**SET EXERCISE:**
Search the entries below. Return every line that has "task" in it.

##### DATASET EXCERPTS #####

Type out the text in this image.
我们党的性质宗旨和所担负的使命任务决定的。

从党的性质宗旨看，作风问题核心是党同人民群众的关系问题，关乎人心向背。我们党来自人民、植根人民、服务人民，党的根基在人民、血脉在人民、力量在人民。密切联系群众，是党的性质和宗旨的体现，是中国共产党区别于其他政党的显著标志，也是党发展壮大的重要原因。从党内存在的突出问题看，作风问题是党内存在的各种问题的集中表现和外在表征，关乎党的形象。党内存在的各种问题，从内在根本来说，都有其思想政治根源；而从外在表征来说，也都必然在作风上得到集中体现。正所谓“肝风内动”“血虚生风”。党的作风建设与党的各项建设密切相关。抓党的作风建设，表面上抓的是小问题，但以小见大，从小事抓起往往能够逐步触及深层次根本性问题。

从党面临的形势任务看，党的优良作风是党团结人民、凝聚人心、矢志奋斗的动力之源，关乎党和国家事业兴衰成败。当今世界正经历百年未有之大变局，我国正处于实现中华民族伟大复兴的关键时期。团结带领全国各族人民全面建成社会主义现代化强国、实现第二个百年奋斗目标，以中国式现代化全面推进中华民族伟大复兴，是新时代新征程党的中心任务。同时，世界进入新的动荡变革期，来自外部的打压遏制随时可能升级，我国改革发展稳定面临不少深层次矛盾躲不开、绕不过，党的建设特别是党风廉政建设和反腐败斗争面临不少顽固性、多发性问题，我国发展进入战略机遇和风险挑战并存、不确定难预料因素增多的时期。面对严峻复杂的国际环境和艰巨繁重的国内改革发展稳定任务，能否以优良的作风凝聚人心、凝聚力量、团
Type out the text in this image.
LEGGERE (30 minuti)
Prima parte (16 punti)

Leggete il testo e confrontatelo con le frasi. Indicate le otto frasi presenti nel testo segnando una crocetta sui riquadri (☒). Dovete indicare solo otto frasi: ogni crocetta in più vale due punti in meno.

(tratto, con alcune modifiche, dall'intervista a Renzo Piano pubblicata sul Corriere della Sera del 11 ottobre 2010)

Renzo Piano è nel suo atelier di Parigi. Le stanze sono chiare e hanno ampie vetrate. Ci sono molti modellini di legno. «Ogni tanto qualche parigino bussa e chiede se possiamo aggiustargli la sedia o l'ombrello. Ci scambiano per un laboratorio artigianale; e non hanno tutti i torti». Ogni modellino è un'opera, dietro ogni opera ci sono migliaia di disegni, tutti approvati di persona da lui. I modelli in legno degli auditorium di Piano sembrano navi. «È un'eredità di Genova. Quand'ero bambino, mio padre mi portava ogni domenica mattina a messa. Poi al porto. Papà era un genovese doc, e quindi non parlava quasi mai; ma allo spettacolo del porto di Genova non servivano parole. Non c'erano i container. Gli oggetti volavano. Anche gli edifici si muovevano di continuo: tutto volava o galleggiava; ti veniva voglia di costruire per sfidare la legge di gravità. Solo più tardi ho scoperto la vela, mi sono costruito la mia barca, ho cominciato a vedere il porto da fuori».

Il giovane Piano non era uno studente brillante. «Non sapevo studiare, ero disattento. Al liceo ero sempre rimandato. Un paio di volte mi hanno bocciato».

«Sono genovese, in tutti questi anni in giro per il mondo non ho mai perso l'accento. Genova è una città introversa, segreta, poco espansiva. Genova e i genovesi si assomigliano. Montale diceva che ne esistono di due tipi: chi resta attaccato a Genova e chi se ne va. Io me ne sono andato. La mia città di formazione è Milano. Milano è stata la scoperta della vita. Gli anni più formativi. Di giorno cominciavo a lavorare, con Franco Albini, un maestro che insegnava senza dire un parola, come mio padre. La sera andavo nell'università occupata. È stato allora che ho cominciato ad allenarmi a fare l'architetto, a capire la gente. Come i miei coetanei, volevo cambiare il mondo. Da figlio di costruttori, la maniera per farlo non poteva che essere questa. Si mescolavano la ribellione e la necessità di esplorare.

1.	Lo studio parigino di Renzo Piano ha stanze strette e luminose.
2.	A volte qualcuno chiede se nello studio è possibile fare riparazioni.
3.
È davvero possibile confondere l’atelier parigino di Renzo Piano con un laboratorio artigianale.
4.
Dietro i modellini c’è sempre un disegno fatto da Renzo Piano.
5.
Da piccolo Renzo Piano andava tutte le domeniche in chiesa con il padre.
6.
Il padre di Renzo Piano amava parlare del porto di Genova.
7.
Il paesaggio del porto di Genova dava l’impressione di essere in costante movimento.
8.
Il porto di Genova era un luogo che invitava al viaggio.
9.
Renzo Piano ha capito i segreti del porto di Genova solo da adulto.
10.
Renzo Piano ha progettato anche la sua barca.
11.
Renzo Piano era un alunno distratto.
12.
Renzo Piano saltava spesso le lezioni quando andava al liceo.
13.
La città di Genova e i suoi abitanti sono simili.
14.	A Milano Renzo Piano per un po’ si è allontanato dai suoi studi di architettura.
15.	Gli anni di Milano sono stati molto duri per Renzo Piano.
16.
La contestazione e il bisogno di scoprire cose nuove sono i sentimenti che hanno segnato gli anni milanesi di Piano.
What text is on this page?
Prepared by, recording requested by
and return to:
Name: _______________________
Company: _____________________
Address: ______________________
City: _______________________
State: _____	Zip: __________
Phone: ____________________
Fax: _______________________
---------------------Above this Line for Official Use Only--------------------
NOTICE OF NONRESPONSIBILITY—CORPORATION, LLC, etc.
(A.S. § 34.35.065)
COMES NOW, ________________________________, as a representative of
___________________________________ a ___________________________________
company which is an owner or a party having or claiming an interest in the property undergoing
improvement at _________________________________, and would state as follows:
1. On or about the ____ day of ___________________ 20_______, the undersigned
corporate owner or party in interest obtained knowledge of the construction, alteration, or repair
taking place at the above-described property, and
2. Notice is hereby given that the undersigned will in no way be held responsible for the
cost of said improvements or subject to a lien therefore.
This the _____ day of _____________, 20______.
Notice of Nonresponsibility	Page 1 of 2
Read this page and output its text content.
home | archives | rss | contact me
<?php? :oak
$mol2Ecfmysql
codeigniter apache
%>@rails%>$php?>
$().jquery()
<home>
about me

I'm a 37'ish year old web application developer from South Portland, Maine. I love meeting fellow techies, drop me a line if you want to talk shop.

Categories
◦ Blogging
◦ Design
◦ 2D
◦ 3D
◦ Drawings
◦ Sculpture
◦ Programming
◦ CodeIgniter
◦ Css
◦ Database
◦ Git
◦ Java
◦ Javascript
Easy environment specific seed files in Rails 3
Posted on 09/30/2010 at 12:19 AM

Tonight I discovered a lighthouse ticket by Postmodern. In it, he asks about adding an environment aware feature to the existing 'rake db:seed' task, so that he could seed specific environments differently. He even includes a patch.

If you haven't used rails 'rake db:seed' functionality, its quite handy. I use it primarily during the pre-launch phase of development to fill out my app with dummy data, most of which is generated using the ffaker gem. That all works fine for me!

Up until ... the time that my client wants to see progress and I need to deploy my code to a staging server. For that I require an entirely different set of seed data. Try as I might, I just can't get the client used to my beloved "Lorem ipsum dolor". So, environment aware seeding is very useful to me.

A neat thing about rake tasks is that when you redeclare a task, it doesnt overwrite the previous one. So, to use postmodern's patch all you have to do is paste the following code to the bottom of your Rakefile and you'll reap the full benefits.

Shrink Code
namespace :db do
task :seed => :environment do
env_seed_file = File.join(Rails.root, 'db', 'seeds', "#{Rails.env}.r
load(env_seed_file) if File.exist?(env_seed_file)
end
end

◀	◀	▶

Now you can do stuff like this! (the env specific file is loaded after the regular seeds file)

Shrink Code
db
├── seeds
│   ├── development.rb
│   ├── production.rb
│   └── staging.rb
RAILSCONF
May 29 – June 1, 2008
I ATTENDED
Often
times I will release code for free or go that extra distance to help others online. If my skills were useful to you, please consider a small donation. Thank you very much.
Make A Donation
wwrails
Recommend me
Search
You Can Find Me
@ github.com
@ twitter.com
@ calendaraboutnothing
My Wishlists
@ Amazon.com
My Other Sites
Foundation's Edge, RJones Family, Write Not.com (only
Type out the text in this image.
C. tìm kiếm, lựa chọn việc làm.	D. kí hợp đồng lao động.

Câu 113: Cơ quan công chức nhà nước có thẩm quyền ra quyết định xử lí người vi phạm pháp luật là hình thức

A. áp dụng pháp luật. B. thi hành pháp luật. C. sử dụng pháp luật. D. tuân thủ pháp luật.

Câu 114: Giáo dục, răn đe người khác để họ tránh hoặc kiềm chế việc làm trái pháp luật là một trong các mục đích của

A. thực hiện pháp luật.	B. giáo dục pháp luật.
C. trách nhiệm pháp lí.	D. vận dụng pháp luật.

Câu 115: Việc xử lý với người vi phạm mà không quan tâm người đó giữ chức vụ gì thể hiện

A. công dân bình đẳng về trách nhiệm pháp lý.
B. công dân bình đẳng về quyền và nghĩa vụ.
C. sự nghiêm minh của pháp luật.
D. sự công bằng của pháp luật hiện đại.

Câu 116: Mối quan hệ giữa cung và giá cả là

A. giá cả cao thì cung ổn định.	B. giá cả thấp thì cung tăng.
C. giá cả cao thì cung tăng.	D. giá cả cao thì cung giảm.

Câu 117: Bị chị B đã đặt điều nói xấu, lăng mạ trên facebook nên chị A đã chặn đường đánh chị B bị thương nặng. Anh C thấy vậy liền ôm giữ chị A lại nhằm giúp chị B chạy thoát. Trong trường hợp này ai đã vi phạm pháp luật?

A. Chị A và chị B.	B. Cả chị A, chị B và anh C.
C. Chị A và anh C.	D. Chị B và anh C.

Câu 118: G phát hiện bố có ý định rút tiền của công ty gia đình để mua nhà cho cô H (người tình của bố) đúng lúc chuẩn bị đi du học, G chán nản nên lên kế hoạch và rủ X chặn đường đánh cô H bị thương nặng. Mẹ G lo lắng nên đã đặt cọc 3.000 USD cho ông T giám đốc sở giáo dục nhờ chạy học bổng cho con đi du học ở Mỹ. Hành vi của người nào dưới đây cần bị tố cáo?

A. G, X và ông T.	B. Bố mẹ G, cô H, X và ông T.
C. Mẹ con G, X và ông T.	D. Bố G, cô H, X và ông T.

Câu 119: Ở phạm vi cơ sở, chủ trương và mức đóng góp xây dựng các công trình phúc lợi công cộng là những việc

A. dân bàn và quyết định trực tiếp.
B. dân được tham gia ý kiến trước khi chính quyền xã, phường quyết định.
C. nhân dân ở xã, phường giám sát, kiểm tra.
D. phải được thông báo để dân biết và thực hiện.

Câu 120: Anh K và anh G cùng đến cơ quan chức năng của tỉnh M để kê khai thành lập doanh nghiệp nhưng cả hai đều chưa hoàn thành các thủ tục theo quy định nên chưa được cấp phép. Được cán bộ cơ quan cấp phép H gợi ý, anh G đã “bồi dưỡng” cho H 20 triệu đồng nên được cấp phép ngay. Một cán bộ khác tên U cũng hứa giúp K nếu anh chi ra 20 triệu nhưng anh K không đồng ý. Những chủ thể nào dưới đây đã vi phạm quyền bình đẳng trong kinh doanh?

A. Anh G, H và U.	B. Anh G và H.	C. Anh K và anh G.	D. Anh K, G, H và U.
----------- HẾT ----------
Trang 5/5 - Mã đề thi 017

#####

**RESULT:**
Tonight I discovered a lighthouse ticket by Postmodern. In it, he asks about adding an environment aware feature to the existing 'rake db:seed' task, so that he could seed specific environments differently. He even includes a patch.
A neat thing about rake tasks is that when you redeclare a task, it doesnt overwrite the previous one. So, to use postmodern's patch all you have to do is paste the following code to the bottom of your Rakefile and you'll reap the full benefits.
task :seed => :environment do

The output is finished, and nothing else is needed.